**EXERCISE INSTRUCTIONS**
Look through the lines below and extract any with the word "triangle".

>> begin RECORD EXCERPTS

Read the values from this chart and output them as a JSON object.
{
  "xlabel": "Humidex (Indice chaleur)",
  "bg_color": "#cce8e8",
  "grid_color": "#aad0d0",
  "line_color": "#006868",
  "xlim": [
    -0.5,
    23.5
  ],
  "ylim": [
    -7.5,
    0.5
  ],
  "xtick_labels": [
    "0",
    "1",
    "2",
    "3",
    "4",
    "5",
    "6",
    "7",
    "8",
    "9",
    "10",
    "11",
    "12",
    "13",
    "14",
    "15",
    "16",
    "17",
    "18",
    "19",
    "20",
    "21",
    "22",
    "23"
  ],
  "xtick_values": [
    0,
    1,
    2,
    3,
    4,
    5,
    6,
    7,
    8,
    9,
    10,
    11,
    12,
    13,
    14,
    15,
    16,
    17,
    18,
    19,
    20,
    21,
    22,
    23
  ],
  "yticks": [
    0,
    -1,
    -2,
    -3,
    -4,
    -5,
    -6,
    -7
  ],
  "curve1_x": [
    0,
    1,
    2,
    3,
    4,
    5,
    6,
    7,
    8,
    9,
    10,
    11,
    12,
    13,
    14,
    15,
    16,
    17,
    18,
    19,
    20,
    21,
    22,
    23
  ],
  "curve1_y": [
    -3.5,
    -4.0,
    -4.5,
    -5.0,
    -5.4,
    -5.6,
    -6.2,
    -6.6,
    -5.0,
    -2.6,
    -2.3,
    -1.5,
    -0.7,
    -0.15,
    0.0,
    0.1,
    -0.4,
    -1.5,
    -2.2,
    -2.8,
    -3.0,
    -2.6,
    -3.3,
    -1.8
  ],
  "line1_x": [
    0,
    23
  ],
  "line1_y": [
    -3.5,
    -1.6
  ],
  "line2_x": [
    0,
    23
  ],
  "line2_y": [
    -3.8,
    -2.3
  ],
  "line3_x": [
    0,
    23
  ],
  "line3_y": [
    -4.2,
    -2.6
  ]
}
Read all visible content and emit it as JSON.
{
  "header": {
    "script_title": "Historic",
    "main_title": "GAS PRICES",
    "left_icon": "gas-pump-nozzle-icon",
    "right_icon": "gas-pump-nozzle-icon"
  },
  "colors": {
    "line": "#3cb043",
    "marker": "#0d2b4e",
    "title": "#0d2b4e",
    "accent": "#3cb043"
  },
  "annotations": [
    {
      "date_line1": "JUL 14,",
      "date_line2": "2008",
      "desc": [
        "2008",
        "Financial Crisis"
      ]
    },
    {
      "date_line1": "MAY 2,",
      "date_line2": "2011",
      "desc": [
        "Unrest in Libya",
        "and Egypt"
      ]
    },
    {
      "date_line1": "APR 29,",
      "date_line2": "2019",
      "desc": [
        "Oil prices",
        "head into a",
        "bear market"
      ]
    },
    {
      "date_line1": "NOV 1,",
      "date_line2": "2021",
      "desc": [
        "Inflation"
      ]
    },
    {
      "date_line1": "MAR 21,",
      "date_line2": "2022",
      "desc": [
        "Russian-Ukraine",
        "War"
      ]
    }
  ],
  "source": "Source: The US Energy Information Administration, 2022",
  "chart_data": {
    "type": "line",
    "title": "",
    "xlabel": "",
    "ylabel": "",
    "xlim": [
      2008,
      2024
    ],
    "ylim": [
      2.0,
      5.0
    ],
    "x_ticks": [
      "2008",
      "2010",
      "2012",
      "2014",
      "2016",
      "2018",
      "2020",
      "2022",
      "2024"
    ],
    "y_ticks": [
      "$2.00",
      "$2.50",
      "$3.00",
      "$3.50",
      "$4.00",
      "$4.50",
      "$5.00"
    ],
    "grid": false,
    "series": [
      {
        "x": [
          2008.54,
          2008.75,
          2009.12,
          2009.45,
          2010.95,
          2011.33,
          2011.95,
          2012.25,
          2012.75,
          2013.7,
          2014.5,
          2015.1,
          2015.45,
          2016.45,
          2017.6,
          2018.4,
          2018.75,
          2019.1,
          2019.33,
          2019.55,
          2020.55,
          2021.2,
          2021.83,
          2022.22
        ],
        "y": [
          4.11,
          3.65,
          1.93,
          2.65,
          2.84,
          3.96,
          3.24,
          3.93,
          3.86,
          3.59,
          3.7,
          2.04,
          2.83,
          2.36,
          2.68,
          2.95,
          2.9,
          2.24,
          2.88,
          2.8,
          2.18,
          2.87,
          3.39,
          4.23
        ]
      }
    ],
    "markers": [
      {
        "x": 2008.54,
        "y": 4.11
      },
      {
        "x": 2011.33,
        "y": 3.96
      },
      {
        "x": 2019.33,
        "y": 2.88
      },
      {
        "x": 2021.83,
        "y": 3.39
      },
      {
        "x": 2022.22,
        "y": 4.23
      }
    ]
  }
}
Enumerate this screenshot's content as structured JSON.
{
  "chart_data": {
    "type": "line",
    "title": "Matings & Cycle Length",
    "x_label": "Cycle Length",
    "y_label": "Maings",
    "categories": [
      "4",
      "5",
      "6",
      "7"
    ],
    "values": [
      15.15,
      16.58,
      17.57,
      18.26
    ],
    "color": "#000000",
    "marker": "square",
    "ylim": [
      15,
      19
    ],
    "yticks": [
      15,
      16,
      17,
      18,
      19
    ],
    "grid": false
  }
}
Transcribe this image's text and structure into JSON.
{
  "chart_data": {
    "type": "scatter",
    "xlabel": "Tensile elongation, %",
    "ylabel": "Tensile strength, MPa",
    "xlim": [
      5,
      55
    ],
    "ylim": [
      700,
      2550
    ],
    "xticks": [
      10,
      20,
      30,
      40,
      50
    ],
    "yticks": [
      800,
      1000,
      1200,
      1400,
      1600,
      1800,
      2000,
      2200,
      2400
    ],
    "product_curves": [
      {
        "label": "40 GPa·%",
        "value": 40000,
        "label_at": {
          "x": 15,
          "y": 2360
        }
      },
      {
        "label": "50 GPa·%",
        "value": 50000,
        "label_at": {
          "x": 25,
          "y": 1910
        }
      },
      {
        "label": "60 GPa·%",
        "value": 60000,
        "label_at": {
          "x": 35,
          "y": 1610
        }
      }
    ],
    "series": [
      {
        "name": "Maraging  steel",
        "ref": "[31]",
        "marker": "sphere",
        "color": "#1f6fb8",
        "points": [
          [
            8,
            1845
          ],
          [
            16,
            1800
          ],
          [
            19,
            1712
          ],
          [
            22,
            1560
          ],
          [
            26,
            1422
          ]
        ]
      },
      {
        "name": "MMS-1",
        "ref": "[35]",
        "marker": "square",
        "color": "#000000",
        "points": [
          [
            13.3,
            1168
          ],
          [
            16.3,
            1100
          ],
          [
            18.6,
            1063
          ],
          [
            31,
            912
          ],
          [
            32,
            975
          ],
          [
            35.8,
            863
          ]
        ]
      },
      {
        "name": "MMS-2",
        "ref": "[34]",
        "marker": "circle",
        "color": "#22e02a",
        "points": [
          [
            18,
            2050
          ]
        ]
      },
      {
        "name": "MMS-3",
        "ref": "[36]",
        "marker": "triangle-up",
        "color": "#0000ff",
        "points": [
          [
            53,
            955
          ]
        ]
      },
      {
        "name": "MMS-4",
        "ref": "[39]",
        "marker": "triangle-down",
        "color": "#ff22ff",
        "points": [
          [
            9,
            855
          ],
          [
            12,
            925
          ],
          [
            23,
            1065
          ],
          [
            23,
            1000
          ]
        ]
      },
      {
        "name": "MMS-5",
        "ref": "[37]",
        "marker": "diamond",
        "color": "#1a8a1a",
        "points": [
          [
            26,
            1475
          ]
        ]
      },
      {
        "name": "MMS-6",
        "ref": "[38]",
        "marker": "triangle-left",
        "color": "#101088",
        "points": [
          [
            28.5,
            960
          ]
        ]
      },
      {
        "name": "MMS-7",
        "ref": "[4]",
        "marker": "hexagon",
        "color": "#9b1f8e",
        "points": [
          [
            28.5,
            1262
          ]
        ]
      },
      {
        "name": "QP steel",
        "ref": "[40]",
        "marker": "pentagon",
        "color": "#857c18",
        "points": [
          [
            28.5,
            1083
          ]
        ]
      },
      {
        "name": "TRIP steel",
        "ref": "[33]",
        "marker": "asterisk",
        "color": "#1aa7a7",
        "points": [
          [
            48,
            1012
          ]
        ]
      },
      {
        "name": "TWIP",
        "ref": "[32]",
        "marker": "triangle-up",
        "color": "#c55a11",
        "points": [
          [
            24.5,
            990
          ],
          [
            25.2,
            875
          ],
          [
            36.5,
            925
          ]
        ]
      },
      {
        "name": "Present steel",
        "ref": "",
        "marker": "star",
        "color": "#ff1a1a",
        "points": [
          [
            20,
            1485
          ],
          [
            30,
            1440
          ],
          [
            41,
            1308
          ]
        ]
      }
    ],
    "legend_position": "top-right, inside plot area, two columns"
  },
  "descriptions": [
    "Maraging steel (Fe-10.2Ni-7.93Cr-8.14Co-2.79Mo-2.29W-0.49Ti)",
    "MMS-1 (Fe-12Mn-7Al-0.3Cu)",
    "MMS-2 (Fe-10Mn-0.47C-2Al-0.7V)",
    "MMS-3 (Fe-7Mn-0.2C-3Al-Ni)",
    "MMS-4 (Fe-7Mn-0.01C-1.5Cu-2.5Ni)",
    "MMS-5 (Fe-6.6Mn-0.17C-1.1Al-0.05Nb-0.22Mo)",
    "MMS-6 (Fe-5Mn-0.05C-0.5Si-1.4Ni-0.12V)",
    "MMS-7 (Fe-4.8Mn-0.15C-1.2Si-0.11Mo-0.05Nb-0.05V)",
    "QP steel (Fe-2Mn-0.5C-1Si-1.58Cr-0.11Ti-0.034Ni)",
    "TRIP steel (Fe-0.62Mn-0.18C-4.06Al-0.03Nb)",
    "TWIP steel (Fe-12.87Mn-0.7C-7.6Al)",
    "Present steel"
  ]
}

>> end RECORD EXCERPTS

**FINAL RESULT**
        "marker": "triangle-up",
        "marker": "triangle-down",
        "marker": "triangle-left",
        "marker": "triangle-up",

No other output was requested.